Task to complete ▸ Give every line from the entries that contains "What".

Stored dataset items:
□ □ □

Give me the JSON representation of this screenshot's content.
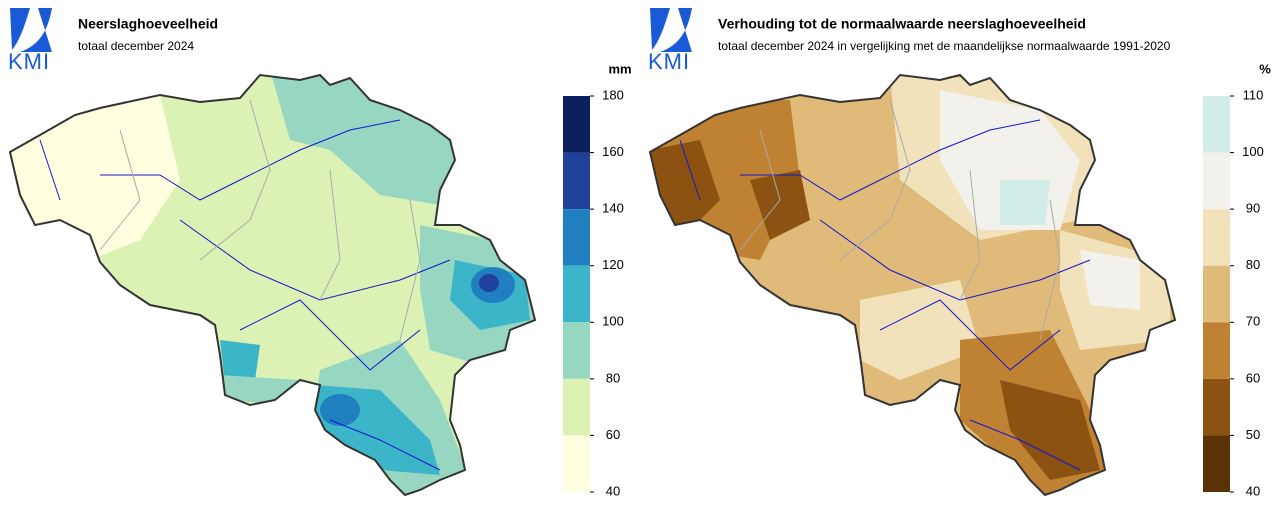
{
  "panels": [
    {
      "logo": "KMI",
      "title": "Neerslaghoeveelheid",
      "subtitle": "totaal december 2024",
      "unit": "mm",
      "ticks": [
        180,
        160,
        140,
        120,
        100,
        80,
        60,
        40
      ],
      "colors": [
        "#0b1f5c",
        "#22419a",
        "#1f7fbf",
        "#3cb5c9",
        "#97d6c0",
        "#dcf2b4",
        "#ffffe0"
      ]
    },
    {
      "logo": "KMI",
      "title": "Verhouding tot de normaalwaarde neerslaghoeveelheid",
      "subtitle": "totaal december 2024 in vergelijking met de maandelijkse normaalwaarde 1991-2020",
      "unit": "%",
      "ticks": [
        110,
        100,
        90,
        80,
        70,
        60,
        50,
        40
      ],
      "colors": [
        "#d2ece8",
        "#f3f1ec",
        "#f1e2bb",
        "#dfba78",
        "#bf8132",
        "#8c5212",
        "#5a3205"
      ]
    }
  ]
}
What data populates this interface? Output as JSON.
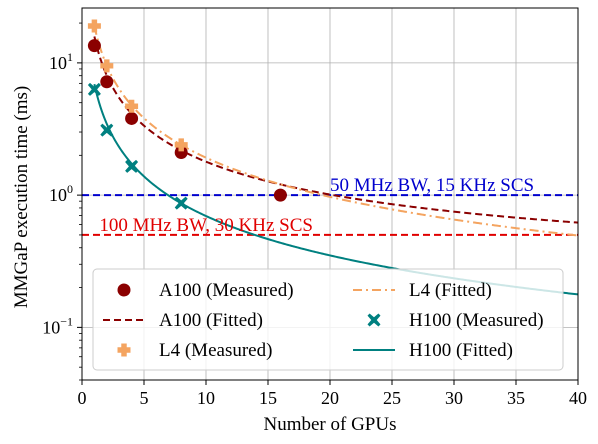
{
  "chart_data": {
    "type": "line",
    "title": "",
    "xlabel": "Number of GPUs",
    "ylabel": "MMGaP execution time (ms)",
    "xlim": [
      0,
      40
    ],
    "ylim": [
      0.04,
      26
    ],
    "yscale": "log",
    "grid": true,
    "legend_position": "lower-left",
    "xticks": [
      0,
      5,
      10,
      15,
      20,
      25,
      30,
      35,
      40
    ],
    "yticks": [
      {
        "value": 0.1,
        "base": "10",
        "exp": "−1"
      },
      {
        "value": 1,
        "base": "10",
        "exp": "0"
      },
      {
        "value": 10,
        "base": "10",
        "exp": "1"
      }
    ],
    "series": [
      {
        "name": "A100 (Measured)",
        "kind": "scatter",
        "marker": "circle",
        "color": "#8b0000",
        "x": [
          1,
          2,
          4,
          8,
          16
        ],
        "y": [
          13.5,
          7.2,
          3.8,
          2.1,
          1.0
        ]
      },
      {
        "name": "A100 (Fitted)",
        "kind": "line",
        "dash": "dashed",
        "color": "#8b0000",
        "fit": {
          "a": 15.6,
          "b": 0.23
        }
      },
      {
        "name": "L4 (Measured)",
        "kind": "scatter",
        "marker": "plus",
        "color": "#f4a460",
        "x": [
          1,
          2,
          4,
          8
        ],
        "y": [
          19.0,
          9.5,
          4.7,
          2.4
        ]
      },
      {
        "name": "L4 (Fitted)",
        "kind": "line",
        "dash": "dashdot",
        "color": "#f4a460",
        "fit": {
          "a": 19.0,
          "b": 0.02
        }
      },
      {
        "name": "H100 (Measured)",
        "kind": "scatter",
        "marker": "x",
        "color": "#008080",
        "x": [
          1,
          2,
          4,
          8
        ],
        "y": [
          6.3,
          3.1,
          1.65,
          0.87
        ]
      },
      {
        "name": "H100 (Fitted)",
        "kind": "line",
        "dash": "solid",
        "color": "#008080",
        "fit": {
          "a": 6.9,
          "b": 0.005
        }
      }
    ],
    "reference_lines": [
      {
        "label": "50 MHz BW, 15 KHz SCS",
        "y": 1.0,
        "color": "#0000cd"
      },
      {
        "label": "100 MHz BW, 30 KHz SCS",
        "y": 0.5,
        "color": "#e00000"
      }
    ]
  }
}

□ □ □

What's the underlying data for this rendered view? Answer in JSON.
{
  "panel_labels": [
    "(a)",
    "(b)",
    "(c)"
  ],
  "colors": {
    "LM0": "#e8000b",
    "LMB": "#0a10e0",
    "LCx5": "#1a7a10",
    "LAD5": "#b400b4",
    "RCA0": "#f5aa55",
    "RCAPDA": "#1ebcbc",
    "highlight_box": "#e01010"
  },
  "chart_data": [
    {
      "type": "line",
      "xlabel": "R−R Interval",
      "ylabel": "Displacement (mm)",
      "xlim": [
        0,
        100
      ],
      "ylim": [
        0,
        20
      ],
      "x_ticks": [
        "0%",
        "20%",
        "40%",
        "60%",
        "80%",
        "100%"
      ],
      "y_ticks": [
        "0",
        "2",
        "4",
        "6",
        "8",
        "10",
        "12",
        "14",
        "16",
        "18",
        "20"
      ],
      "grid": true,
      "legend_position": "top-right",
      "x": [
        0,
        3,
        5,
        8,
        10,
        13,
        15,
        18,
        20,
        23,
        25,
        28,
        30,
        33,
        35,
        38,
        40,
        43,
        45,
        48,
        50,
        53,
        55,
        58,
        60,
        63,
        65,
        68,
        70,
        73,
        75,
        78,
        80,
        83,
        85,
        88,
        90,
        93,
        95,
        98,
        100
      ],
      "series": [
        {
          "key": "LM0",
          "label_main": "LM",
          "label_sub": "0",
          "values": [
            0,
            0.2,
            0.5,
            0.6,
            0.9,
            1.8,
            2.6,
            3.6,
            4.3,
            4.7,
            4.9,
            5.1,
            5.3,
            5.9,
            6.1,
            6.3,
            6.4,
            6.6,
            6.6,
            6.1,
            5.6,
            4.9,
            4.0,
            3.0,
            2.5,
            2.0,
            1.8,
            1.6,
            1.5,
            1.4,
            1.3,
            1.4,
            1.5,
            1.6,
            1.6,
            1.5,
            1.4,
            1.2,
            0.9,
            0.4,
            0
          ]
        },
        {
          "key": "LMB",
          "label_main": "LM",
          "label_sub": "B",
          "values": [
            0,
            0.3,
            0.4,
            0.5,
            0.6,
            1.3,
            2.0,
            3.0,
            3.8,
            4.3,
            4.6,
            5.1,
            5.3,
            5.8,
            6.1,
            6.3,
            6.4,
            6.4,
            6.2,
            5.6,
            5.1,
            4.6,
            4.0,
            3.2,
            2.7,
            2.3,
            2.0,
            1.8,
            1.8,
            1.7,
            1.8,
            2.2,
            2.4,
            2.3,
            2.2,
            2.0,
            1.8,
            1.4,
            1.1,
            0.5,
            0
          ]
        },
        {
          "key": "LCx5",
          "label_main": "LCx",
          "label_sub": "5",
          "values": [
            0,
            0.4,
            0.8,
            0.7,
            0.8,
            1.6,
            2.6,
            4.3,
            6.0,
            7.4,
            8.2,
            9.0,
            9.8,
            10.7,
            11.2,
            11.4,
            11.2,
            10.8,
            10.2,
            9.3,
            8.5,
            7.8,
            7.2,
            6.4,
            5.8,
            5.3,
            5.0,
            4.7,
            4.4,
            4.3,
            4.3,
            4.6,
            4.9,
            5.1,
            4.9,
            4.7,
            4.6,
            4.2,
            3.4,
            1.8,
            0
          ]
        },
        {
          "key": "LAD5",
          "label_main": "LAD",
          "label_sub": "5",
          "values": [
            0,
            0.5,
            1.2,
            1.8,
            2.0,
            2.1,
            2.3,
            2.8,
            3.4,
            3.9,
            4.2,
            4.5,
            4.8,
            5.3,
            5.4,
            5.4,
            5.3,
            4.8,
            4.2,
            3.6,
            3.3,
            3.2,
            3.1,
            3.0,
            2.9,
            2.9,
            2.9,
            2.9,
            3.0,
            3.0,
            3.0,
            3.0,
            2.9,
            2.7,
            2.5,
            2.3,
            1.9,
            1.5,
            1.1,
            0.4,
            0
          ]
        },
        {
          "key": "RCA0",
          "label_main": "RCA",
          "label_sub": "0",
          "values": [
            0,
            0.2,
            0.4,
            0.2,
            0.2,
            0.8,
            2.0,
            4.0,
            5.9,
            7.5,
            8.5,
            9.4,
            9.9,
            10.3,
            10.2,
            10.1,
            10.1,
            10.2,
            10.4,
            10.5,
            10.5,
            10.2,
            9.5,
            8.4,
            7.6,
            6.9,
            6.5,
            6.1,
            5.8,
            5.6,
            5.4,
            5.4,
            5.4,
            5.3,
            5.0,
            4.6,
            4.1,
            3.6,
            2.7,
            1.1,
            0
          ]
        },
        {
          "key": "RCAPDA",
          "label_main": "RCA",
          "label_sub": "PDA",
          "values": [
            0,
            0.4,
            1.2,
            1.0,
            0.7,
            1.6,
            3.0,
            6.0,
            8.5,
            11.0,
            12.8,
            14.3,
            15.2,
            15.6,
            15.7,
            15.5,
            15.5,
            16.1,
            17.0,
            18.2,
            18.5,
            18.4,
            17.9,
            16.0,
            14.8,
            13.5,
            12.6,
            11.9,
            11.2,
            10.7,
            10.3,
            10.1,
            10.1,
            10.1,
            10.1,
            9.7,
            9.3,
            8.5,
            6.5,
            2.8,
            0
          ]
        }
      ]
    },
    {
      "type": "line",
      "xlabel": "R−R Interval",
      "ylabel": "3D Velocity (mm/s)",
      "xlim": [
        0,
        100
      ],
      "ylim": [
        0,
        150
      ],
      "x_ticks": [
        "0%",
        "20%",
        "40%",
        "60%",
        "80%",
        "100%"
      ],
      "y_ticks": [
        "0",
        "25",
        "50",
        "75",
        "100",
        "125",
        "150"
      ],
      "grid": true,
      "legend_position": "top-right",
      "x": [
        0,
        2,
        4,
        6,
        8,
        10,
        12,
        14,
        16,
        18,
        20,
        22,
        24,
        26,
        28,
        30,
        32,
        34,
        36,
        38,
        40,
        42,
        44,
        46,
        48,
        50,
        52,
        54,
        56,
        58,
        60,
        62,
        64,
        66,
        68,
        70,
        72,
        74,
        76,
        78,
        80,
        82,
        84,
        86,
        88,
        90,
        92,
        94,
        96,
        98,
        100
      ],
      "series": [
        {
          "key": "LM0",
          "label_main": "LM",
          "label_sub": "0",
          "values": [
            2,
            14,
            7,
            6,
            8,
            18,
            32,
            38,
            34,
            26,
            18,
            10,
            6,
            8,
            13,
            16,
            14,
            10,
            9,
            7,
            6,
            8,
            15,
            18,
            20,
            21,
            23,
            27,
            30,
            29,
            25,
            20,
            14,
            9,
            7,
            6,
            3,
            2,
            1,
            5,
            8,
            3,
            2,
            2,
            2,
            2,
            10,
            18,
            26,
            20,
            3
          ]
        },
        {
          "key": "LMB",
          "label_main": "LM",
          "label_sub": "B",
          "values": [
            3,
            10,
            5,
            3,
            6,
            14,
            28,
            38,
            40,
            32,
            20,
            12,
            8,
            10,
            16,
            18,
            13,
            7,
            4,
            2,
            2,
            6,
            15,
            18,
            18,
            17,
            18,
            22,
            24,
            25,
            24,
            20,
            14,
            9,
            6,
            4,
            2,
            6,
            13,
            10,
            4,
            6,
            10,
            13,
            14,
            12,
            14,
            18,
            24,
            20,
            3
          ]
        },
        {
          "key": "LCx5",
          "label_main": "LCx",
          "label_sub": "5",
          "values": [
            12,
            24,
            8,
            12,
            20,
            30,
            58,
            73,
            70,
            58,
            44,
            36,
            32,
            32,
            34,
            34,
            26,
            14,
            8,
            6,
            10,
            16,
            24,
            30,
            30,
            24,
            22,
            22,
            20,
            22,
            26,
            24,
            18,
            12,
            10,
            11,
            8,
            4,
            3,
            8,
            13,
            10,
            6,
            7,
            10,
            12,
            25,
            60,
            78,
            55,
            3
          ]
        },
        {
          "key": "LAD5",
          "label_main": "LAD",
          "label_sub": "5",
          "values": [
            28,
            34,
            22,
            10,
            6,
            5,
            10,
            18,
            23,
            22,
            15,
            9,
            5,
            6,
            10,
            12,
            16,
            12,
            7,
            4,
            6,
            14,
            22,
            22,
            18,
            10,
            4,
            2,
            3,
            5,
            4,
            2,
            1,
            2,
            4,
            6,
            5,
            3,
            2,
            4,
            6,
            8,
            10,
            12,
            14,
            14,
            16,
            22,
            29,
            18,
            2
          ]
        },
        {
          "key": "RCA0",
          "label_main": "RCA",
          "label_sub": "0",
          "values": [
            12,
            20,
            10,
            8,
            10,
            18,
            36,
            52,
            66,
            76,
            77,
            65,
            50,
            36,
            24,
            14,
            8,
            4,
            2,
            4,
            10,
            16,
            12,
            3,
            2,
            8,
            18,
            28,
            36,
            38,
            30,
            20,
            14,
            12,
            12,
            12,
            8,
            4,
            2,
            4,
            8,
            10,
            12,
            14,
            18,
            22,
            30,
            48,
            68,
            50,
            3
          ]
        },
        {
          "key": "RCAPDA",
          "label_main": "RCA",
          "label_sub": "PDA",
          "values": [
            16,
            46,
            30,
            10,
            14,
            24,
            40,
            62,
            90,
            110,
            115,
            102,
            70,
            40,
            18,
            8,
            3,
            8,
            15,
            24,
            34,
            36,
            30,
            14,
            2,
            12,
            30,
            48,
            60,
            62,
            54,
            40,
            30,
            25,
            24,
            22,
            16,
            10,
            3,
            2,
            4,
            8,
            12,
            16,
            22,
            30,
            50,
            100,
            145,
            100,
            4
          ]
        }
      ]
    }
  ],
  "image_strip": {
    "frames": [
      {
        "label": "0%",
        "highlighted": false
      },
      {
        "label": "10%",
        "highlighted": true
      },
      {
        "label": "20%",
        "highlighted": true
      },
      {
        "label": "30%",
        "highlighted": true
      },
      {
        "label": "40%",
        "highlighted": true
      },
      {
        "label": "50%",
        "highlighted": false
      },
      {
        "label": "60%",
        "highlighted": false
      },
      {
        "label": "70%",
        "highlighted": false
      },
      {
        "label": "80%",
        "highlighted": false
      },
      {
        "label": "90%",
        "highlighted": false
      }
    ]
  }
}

□ □ □

In response ▸
What data populates this interface? Output as JSON.
What's the underlying data for this rendered view? Answer in JSON.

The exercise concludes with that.